▶ **Given task**
Only lines holding the string "Click" are wanted; copy each one from the material.

>> Start Given information

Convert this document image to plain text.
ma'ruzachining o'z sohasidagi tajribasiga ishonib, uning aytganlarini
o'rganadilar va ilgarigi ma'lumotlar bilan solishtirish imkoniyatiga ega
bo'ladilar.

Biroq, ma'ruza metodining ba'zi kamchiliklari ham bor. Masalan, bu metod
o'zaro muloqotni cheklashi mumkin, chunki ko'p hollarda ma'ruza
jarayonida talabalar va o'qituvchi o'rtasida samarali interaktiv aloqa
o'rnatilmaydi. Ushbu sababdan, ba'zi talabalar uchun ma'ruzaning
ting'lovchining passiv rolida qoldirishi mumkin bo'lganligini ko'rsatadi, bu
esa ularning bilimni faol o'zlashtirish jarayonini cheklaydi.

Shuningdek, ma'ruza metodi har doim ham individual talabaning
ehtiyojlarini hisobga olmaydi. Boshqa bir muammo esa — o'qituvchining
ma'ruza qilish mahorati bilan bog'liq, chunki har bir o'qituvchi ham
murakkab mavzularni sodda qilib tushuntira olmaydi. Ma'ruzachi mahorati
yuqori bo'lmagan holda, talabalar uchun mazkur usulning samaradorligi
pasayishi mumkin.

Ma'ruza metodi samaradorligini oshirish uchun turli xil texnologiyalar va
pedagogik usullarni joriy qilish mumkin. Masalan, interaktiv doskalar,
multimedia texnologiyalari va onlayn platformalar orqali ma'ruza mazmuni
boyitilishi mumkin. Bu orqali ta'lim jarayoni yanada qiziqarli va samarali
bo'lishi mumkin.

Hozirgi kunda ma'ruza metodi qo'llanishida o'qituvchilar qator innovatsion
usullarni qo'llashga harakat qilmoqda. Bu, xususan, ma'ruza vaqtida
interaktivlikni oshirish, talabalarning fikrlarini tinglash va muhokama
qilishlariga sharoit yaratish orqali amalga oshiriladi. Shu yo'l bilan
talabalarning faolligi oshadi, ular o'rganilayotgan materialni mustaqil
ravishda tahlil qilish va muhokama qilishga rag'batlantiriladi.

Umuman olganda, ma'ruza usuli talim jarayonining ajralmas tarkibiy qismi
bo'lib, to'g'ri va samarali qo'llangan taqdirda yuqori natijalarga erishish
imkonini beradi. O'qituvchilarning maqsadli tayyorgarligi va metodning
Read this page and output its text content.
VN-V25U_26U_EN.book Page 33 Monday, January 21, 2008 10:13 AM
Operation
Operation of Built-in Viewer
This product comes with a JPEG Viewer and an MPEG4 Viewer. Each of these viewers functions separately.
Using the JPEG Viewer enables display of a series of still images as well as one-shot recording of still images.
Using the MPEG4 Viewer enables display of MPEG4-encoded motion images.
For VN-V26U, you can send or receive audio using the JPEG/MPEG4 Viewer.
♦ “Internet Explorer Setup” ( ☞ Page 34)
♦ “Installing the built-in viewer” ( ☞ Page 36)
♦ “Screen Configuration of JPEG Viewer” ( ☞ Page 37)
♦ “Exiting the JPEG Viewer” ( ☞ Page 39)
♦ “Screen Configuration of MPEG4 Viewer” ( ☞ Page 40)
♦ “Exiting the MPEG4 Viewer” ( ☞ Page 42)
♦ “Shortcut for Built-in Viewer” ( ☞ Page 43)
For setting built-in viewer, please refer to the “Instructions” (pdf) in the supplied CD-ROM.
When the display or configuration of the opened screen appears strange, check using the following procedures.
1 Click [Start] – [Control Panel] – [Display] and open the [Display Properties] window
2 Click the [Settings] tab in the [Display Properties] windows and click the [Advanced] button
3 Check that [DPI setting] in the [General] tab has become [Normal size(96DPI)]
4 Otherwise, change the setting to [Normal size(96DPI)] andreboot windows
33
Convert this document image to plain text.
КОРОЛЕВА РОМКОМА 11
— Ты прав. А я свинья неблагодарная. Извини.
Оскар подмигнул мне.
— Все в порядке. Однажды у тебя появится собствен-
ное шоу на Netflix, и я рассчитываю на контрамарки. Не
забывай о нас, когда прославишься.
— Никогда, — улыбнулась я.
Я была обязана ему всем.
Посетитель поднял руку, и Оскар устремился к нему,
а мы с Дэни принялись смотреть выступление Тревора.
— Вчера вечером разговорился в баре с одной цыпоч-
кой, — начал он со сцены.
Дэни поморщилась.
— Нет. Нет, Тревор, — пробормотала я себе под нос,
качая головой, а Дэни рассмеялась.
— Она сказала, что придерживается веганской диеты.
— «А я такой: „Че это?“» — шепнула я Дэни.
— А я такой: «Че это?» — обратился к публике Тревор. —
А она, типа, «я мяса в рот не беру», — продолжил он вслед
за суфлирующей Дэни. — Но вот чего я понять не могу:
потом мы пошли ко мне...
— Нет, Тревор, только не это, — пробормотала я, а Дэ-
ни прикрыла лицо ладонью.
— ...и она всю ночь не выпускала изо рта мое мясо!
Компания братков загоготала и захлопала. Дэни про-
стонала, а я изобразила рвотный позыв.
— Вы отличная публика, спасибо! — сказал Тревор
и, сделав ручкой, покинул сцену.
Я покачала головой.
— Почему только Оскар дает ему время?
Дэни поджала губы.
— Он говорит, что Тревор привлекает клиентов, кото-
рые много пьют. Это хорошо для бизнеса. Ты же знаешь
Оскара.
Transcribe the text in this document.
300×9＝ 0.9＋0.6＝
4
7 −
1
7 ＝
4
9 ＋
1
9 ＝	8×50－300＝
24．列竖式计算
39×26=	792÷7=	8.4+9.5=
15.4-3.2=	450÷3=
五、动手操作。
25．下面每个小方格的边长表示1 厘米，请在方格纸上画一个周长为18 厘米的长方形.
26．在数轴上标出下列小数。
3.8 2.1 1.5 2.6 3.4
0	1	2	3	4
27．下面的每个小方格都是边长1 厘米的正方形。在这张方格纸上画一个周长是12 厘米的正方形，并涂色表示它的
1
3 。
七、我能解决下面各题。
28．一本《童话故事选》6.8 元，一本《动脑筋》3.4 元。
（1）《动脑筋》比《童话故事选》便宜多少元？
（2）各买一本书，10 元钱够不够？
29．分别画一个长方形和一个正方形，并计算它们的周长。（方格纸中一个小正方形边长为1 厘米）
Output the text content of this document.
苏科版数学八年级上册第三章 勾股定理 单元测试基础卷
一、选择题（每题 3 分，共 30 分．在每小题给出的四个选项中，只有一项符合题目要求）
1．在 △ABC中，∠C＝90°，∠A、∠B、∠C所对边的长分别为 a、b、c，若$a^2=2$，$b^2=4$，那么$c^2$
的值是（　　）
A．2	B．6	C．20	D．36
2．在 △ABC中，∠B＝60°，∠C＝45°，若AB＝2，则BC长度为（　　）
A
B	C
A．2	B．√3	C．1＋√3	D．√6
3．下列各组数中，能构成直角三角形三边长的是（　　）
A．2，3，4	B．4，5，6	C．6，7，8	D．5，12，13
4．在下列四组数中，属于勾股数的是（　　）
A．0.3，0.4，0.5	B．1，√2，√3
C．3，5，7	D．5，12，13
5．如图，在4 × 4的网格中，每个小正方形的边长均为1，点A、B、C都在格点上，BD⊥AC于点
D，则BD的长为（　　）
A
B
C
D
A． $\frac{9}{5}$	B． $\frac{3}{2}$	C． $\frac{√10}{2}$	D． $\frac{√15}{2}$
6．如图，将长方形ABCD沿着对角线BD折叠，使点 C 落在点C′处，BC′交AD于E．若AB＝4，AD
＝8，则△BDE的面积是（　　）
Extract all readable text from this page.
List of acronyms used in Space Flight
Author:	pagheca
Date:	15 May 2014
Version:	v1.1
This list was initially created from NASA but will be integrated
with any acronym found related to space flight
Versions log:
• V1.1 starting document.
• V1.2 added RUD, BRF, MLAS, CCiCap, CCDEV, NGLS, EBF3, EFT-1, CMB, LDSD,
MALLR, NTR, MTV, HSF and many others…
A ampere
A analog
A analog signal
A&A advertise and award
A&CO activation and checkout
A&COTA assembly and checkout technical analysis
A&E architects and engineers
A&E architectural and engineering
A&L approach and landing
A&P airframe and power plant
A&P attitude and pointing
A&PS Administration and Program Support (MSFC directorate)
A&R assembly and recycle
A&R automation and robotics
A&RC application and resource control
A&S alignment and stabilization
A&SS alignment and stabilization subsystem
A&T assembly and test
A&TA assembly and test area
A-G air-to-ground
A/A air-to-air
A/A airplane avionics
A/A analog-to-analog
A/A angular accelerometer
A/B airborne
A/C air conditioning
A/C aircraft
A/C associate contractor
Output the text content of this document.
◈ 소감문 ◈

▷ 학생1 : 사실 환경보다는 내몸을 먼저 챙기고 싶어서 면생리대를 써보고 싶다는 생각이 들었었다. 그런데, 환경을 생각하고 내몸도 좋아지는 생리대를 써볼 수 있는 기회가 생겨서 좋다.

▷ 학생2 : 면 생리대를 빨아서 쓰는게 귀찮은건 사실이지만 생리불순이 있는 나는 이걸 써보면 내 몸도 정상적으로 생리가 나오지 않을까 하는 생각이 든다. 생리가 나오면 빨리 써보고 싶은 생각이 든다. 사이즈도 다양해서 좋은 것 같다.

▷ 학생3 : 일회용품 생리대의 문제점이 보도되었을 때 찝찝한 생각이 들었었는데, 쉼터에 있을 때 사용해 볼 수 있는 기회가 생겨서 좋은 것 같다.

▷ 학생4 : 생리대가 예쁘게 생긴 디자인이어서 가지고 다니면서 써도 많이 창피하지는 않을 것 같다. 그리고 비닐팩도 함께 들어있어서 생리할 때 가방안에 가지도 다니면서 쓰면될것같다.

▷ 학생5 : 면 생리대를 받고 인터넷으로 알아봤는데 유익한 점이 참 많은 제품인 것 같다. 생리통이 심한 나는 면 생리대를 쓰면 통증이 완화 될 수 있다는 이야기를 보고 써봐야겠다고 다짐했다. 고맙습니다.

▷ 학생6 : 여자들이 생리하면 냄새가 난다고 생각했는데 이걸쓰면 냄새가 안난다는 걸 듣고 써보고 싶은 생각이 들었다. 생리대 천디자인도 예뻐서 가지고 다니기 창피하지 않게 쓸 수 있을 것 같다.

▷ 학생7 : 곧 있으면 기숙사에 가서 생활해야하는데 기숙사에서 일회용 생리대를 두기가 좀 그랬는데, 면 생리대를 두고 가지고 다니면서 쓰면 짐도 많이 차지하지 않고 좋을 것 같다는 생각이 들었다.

>> End Given information

▶ **Expected answer**
1 Click [Start] – [Control Panel] – [Display] and open the [Display Properties] window
2 Click the [Settings] tab in the [Display Properties] windows and click the [Advanced] button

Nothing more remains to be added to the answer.